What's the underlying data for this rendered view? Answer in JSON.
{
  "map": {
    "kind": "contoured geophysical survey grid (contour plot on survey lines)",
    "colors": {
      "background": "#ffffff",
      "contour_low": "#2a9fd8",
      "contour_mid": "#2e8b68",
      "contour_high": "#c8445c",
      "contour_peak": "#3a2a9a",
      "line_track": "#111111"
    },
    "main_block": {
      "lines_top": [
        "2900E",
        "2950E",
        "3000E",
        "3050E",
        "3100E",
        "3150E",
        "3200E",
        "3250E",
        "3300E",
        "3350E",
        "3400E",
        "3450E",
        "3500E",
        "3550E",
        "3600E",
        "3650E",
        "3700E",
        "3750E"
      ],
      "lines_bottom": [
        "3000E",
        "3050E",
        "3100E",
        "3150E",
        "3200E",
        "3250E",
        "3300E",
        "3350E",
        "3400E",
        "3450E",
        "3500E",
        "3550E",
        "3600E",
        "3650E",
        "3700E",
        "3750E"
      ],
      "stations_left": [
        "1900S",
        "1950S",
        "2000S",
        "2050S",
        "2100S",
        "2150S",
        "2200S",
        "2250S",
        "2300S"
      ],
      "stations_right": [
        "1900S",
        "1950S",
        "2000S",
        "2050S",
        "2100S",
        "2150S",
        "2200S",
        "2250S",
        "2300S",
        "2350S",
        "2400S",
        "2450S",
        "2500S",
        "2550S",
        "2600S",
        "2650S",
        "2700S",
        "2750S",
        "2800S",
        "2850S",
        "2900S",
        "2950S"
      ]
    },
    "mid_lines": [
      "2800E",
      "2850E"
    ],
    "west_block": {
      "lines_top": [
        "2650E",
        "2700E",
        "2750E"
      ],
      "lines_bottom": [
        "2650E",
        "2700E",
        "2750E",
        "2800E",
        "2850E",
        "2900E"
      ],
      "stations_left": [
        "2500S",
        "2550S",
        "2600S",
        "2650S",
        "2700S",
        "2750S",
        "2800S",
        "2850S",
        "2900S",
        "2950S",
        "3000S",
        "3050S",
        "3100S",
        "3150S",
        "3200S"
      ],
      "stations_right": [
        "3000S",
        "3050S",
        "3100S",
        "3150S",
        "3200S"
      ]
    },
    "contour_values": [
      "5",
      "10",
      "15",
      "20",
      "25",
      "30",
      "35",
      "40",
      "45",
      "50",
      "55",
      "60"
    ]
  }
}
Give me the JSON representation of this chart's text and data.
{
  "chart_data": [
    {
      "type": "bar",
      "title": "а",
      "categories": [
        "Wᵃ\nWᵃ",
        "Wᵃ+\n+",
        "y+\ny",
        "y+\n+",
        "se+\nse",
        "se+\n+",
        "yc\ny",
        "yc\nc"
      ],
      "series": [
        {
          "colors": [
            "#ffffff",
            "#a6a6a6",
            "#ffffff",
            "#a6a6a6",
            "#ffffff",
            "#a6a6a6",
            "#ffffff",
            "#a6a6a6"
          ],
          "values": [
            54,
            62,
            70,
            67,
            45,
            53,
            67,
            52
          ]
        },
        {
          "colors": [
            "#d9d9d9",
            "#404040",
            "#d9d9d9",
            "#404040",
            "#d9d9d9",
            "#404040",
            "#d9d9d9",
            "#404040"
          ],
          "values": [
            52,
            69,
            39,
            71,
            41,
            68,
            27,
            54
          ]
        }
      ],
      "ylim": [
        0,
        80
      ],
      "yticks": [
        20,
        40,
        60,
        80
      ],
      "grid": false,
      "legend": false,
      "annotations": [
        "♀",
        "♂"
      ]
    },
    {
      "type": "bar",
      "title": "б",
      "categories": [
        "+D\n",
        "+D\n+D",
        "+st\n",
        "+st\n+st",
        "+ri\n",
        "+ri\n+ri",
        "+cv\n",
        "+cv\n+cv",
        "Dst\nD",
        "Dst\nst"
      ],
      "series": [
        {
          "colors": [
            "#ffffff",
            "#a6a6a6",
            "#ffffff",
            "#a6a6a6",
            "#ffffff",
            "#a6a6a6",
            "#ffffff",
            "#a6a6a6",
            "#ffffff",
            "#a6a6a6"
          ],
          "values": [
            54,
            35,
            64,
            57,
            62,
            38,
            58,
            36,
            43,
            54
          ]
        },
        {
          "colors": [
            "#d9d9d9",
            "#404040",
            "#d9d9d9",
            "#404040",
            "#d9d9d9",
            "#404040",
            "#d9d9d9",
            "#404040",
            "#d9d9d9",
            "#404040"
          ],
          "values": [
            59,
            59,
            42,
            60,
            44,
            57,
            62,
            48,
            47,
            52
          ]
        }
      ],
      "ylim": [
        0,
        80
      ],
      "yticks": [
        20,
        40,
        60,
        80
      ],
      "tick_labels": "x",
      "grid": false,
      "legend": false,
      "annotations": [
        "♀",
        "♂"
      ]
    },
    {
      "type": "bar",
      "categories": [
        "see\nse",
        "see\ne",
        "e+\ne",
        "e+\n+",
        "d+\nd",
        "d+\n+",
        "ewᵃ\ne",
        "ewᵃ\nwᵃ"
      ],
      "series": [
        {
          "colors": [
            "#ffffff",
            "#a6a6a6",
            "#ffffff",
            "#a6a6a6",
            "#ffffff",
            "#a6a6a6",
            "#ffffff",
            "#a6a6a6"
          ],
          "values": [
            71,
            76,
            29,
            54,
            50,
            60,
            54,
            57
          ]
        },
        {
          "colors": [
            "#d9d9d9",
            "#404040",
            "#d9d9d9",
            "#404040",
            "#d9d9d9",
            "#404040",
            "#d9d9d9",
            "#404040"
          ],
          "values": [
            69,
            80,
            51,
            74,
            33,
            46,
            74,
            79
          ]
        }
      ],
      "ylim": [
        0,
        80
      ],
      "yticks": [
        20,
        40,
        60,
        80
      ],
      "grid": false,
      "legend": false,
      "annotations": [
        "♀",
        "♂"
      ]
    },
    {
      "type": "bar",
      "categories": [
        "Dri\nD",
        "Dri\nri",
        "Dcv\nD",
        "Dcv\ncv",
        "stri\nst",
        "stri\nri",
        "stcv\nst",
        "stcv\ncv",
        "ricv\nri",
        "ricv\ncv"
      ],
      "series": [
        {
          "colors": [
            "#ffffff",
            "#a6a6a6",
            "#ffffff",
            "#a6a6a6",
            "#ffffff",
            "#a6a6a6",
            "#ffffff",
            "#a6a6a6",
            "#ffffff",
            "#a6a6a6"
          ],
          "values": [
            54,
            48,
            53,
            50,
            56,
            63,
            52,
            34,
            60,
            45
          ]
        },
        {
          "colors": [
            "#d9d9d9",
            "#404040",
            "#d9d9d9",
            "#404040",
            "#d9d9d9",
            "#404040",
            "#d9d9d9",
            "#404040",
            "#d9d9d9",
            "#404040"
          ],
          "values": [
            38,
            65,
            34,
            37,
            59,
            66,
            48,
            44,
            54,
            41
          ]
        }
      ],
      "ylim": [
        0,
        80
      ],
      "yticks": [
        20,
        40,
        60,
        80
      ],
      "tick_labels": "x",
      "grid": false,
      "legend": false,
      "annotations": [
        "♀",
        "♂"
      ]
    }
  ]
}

(WHAT THE TASK ASKS):
Reproduce the data shown above exactly.

(WORKED SOLUTION):
What's the underlying data for this rendered view? Answer in JSON.
{
  "map": {
    "kind": "contoured geophysical survey grid (contour plot on survey lines)",
    "colors": {
      "background": "#ffffff",
      "contour_low": "#2a9fd8",
      "contour_mid": "#2e8b68",
      "contour_high": "#c8445c",
      "contour_peak": "#3a2a9a",
      "line_track": "#111111"
    },
    "main_block": {
      "lines_top": [
        "2900E",
        "2950E",
        "3000E",
        "3050E",
        "3100E",
        "3150E",
        "3200E",
        "3250E",
        "3300E",
        "3350E",
        "3400E",
        "3450E",
        "3500E",
        "3550E",
        "3600E",
        "3650E",
        "3700E",
        "3750E"
      ],
      "lines_bottom": [
        "3000E",
        "3050E",
        "3100E",
        "3150E",
        "3200E",
        "3250E",
        "3300E",
        "3350E",
        "3400E",
        "3450E",
        "3500E",
        "3550E",
        "3600E",
        "3650E",
        "3700E",
        "3750E"
      ],
      "stations_left": [
        "1900S",
        "1950S",
        "2000S",
        "2050S",
        "2100S",
        "2150S",
        "2200S",
        "2250S",
        "2300S"
      ],
      "stations_right": [
        "1900S",
        "1950S",
        "2000S",
        "2050S",
        "2100S",
        "2150S",
        "2200S",
        "2250S",
        "2300S",
        "2350S",
        "2400S",
        "2450S",
        "2500S",
        "2550S",
        "2600S",
        "2650S",
        "2700S",
        "2750S",
        "2800S",
        "2850S",
        "2900S",
        "2950S"
      ]
    },
    "mid_lines": [
      "2800E",
      "2850E"
    ],
    "west_block": {
      "lines_top": [
        "2650E",
        "2700E",
        "2750E"
      ],
      "lines_bottom": [
        "2650E",
        "2700E",
        "2750E",
        "2800E",
        "2850E",
        "2900E"
      ],
      "stations_left": [
        "2500S",
        "2550S",
        "2600S",
        "2650S",
        "2700S",
        "2750S",
        "2800S",
        "2850S",
        "2900S",
        "2950S",
        "3000S",
        "3050S",
        "3100S",
        "3150S",
        "3200S"
      ],
      "stations_right": [
        "3000S",
        "3050S",
        "3100S",
        "3150S",
        "3200S"
      ]
    },
    "contour_values": [
      "5",
      "10",
      "15",
      "20",
      "25",
      "30",
      "35",
      "40",
      "45",
      "50",
      "55",
      "60"
    ]
  }
}
Give me the JSON representation of this chart's text and data.
{
  "chart_data": [
    {
      "type": "bar",
      "title": "а",
      "categories": [
        "Wᵃ\nWᵃ",
        "Wᵃ+\n+",
        "y+\ny",
        "y+\n+",
        "se+\nse",
        "se+\n+",
        "yc\ny",
        "yc\nc"
      ],
      "series": [
        {
          "colors": [
            "#ffffff",
            "#a6a6a6",
            "#ffffff",
            "#a6a6a6",
            "#ffffff",
            "#a6a6a6",
            "#ffffff",
            "#a6a6a6"
          ],
          "values": [
            54,
            62,
            70,
            67,
            45,
            53,
            67,
            52
          ]
        },
        {
          "colors": [
            "#d9d9d9",
            "#404040",
            "#d9d9d9",
            "#404040",
            "#d9d9d9",
            "#404040",
            "#d9d9d9",
            "#404040"
          ],
          "values": [
            52,
            69,
            39,
            71,
            41,
            68,
            27,
            54
          ]
        }
      ],
      "ylim": [
        0,
        80
      ],
      "yticks": [
        20,
        40,
        60,
        80
      ],
      "grid": false,
      "legend": false,
      "annotations": [
        "♀",
        "♂"
      ]
    },
    {
      "type": "bar",
      "title": "б",
      "categories": [
        "+D\n",
        "+D\n+D",
        "+st\n",
        "+st\n+st",
        "+ri\n",
        "+ri\n+ri",
        "+cv\n",
        "+cv\n+cv",
        "Dst\nD",
        "Dst\nst"
      ],
      "series": [
        {
          "colors": [
            "#ffffff",
            "#a6a6a6",
            "#ffffff",
            "#a6a6a6",
            "#ffffff",
            "#a6a6a6",
            "#ffffff",
            "#a6a6a6",
            "#ffffff",
            "#a6a6a6"
          ],
          "values": [
            54,
            35,
            64,
            57,
            62,
            38,
            58,
            36,
            43,
            54
          ]
        },
        {
          "colors": [
            "#d9d9d9",
            "#404040",
            "#d9d9d9",
            "#404040",
            "#d9d9d9",
            "#404040",
            "#d9d9d9",
            "#404040",
            "#d9d9d9",
            "#404040"
          ],
          "values": [
            59,
            59,
            42,
            60,
            44,
            57,
            62,
            48,
            47,
            52
          ]
        }
      ],
      "ylim": [
        0,
        80
      ],
      "yticks": [
        20,
        40,
        60,
        80
      ],
      "tick_labels": "x",
      "grid": false,
      "legend": false,
      "annotations": [
        "♀",
        "♂"
      ]
    },
    {
      "type": "bar",
      "categories": [
        "see\nse",
        "see\ne",
        "e+\ne",
        "e+\n+",
        "d+\nd",
        "d+\n+",
        "ewᵃ\ne",
        "ewᵃ\nwᵃ"
      ],
      "series": [
        {
          "colors": [
            "#ffffff",
            "#a6a6a6",
            "#ffffff",
            "#a6a6a6",
            "#ffffff",
            "#a6a6a6",
            "#ffffff",
            "#a6a6a6"
          ],
          "values": [
            71,
            76,
            29,
            54,
            50,
            60,
            54,
            57
          ]
        },
        {
          "colors": [
            "#d9d9d9",
            "#404040",
            "#d9d9d9",
            "#404040",
            "#d9d9d9",
            "#404040",
            "#d9d9d9",
            "#404040"
          ],
          "values": [
            69,
            80,
            51,
            74,
            33,
            46,
            74,
            79
          ]
        }
      ],
      "ylim": [
        0,
        80
      ],
      "yticks": [
        20,
        40,
        60,
        80
      ],
      "grid": false,
      "legend": false,
      "annotations": [
        "♀",
        "♂"
      ]
    },
    {
      "type": "bar",
      "categories": [
        "Dri\nD",
        "Dri\nri",
        "Dcv\nD",
        "Dcv\ncv",
        "stri\nst",
        "stri\nri",
        "stcv\nst",
        "stcv\ncv",
        "ricv\nri",
        "ricv\ncv"
      ],
      "series": [
        {
          "colors": [
            "#ffffff",
            "#a6a6a6",
            "#ffffff",
            "#a6a6a6",
            "#ffffff",
            "#a6a6a6",
            "#ffffff",
            "#a6a6a6",
            "#ffffff",
            "#a6a6a6"
          ],
          "values": [
            54,
            48,
            53,
            50,
            56,
            63,
            52,
            34,
            60,
            45
          ]
        },
        {
          "colors": [
            "#d9d9d9",
            "#404040",
            "#d9d9d9",
            "#404040",
            "#d9d9d9",
            "#404040",
            "#d9d9d9",
            "#404040",
            "#d9d9d9",
            "#404040"
          ],
          "values": [
            38,
            65,
            34,
            37,
            59,
            66,
            48,
            44,
            54,
            41
          ]
        }
      ],
      "ylim": [
        0,
        80
      ],
      "yticks": [
        20,
        40,
        60,
        80
      ],
      "tick_labels": "x",
      "grid": false,
      "legend": false,
      "annotations": [
        "♀",
        "♂"
      ]
    }
  ]
}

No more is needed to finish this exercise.